Records that describe figures

+++

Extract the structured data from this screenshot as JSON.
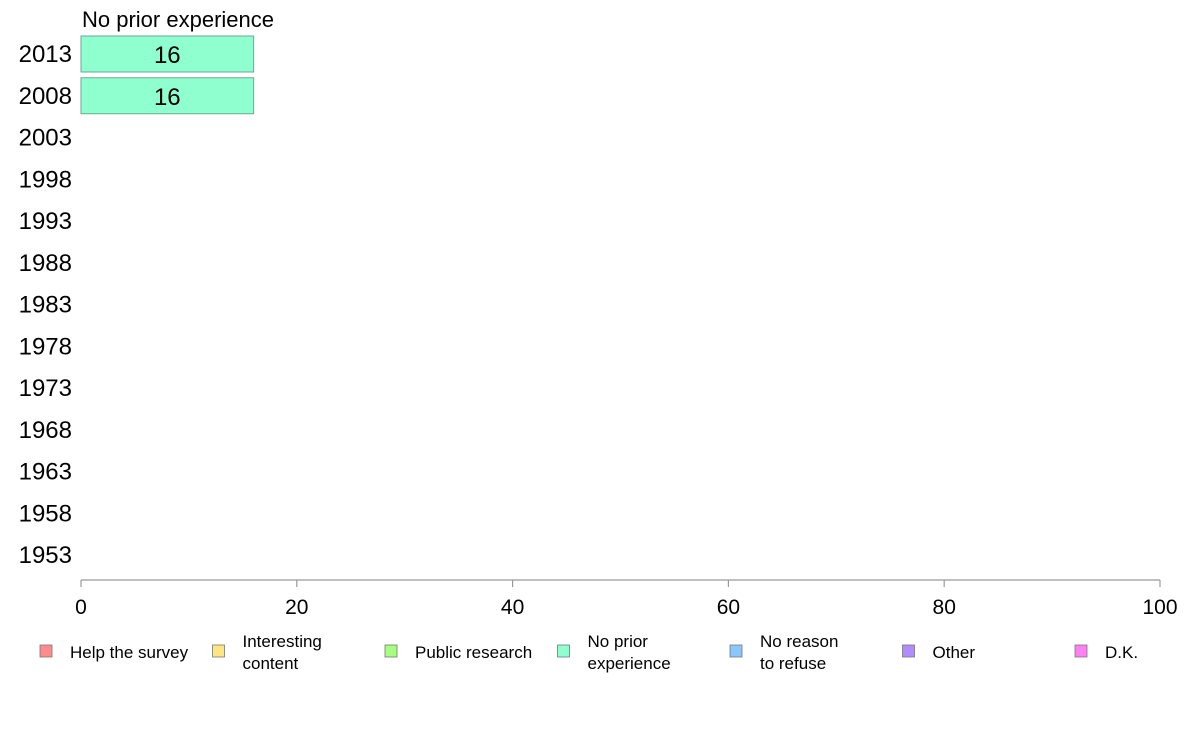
{
  "chart_data": {
    "type": "bar",
    "orientation": "horizontal",
    "panel_title": "No prior experience",
    "categories": [
      "2013",
      "2008",
      "2003",
      "1998",
      "1993",
      "1988",
      "1983",
      "1978",
      "1973",
      "1968",
      "1963",
      "1958",
      "1953"
    ],
    "series": [
      {
        "name": "No prior experience",
        "color": "#8fffd0",
        "values": [
          16,
          16,
          null,
          null,
          null,
          null,
          null,
          null,
          null,
          null,
          null,
          null,
          null
        ]
      }
    ],
    "xlim": [
      0,
      100
    ],
    "xticks": [
      "0",
      "20",
      "40",
      "60",
      "80",
      "100"
    ],
    "grid": false,
    "legend_position": "bottom",
    "legend": [
      {
        "lines": [
          "Help the survey"
        ],
        "color": "#ff8c8c"
      },
      {
        "lines": [
          "Interesting",
          "content"
        ],
        "color": "#ffe680"
      },
      {
        "lines": [
          "Public research"
        ],
        "color": "#a6ff80"
      },
      {
        "lines": [
          "No prior",
          "experience"
        ],
        "color": "#8fffd0"
      },
      {
        "lines": [
          "No reason",
          "to refuse"
        ],
        "color": "#8cc6ff"
      },
      {
        "lines": [
          "Other"
        ],
        "color": "#b08cff"
      },
      {
        "lines": [
          "D.K."
        ],
        "color": "#ff80f2"
      }
    ]
  }
}
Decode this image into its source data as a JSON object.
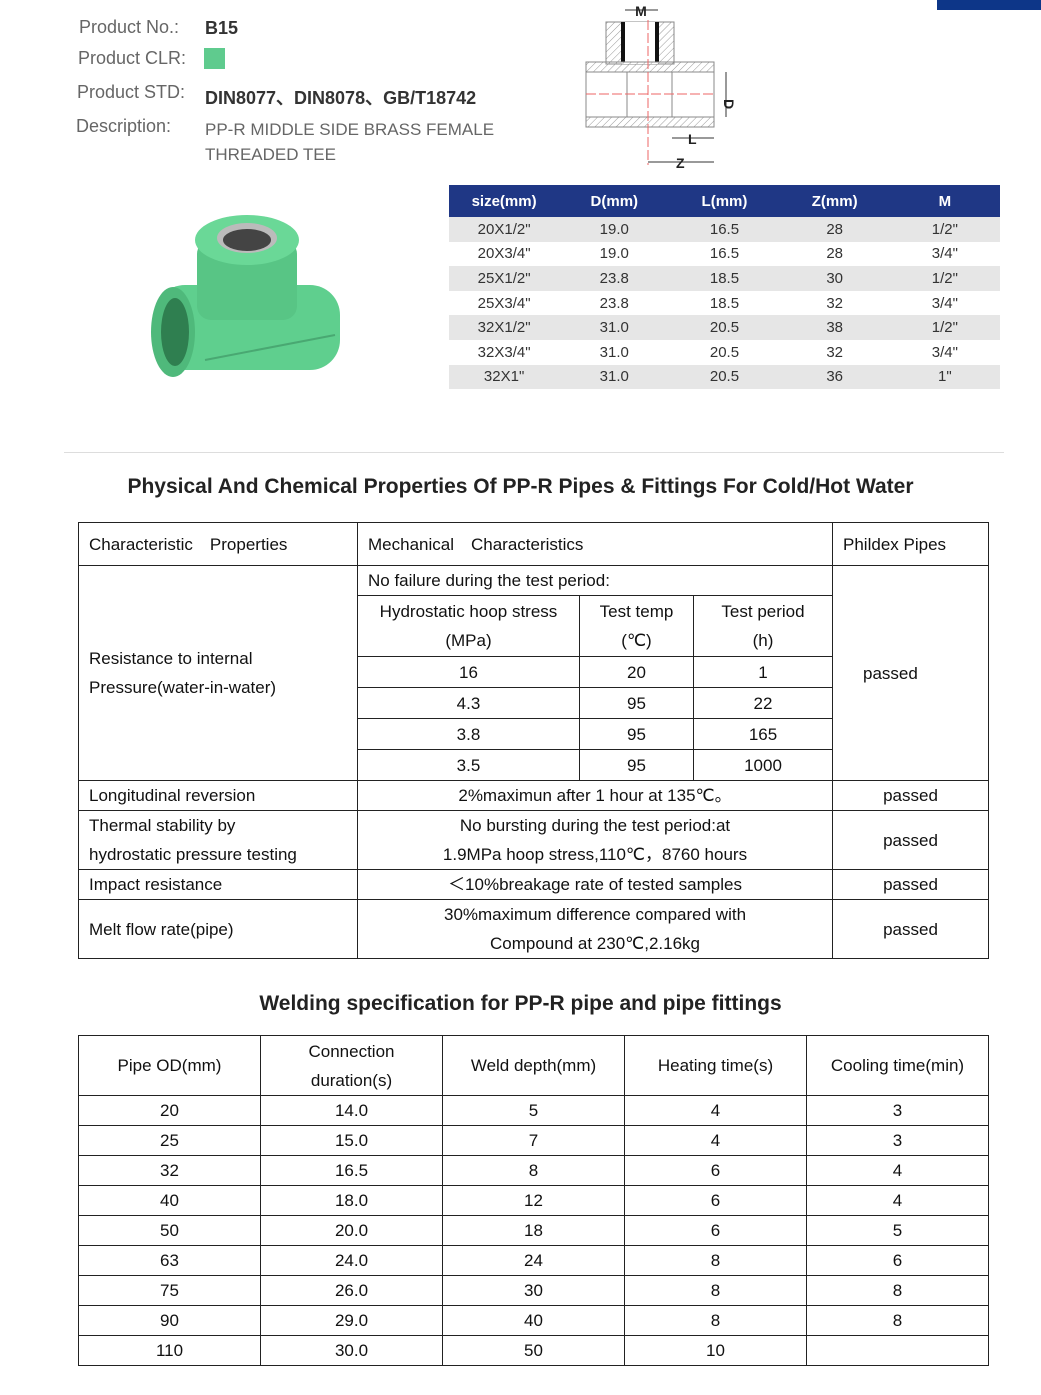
{
  "product": {
    "no_label": "Product No.:",
    "no": "B15",
    "clr_label": "Product CLR:",
    "color": "#5fcb8e",
    "std_label": "Product STD:",
    "std": "DIN8077、DIN8078、GB/T18742",
    "desc_label": "Description:",
    "desc_line1": "PP-R MIDDLE SIDE BRASS FEMALE",
    "desc_line2": "THREADED TEE"
  },
  "diagram": {
    "labels": {
      "m": "M",
      "d": "D",
      "l": "L",
      "z": "Z"
    }
  },
  "spec_table": {
    "headers": [
      "size(mm)",
      "D(mm)",
      "L(mm)",
      "Z(mm)",
      "M"
    ],
    "rows": [
      [
        "20X1/2\"",
        "19.0",
        "16.5",
        "28",
        "1/2\""
      ],
      [
        "20X3/4\"",
        "19.0",
        "16.5",
        "28",
        "3/4\""
      ],
      [
        "25X1/2\"",
        "23.8",
        "18.5",
        "30",
        "1/2\""
      ],
      [
        "25X3/4\"",
        "23.8",
        "18.5",
        "32",
        "3/4\""
      ],
      [
        "32X1/2\"",
        "31.0",
        "20.5",
        "38",
        "1/2\""
      ],
      [
        "32X3/4\"",
        "31.0",
        "20.5",
        "32",
        "3/4\""
      ],
      [
        "32X1\"",
        "31.0",
        "20.5",
        "36",
        "1\""
      ]
    ]
  },
  "phys": {
    "title": "Physical And Chemical Properties Of PP-R Pipes & Fittings For Cold/Hot Water",
    "h1": "Characteristic　Properties",
    "h2": "Mechanical　Characteristics",
    "h3": "Phildex Pipes",
    "r1_label_line1": "Resistance to internal",
    "r1_label_line2": "Pressure(water-in-water)",
    "no_failure": "No failure during the test period:",
    "sub1a": "Hydrostatic hoop stress",
    "sub1b": "(MPa)",
    "sub2a": "Test temp",
    "sub2b": "(℃)",
    "sub3a": "Test period",
    "sub3b": "(h)",
    "r1_result": "passed",
    "pressure_rows": [
      [
        "16",
        "20",
        "1"
      ],
      [
        "4.3",
        "95",
        "22"
      ],
      [
        "3.8",
        "95",
        "165"
      ],
      [
        "3.5",
        "95",
        "1000"
      ]
    ],
    "rows": [
      {
        "label": [
          "Longitudinal reversion"
        ],
        "text": [
          "2%maximun after 1 hour at 135℃。"
        ],
        "result": "passed"
      },
      {
        "label": [
          "Thermal stability by",
          "hydrostatic pressure testing"
        ],
        "text": [
          "No bursting during the test period:at",
          "1.9MPa hoop stress,110℃，8760 hours"
        ],
        "result": "passed"
      },
      {
        "label": [
          "Impact resistance"
        ],
        "text": [
          "＜10%breakage rate of tested samples"
        ],
        "result": "passed"
      },
      {
        "label": [
          "Melt flow rate(pipe)"
        ],
        "text": [
          "30%maximum difference compared with",
          "Compound at 230℃,2.16kg"
        ],
        "result": "passed"
      }
    ]
  },
  "weld": {
    "title": "Welding specification for PP-R pipe and pipe fittings",
    "headers": [
      [
        "Pipe OD(mm)"
      ],
      [
        "Connection",
        "duration(s)"
      ],
      [
        "Weld depth(mm)"
      ],
      [
        "Heating time(s)"
      ],
      [
        "Cooling time(min)"
      ]
    ],
    "rows": [
      [
        "20",
        "14.0",
        "5",
        "4",
        "3"
      ],
      [
        "25",
        "15.0",
        "7",
        "4",
        "3"
      ],
      [
        "32",
        "16.5",
        "8",
        "6",
        "4"
      ],
      [
        "40",
        "18.0",
        "12",
        "6",
        "4"
      ],
      [
        "50",
        "20.0",
        "18",
        "6",
        "5"
      ],
      [
        "63",
        "24.0",
        "24",
        "8",
        "6"
      ],
      [
        "75",
        "26.0",
        "30",
        "8",
        "8"
      ],
      [
        "90",
        "29.0",
        "40",
        "8",
        "8"
      ],
      [
        "110",
        "30.0",
        "50",
        "10",
        ""
      ]
    ]
  }
}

+++

Exercise aim: Pick out and copy the lines of the material that include the word "period".

Problem solution:
    "no_failure": "No failure during the test period:",
    "sub3a": "Test period",
          "No bursting during the test period:at",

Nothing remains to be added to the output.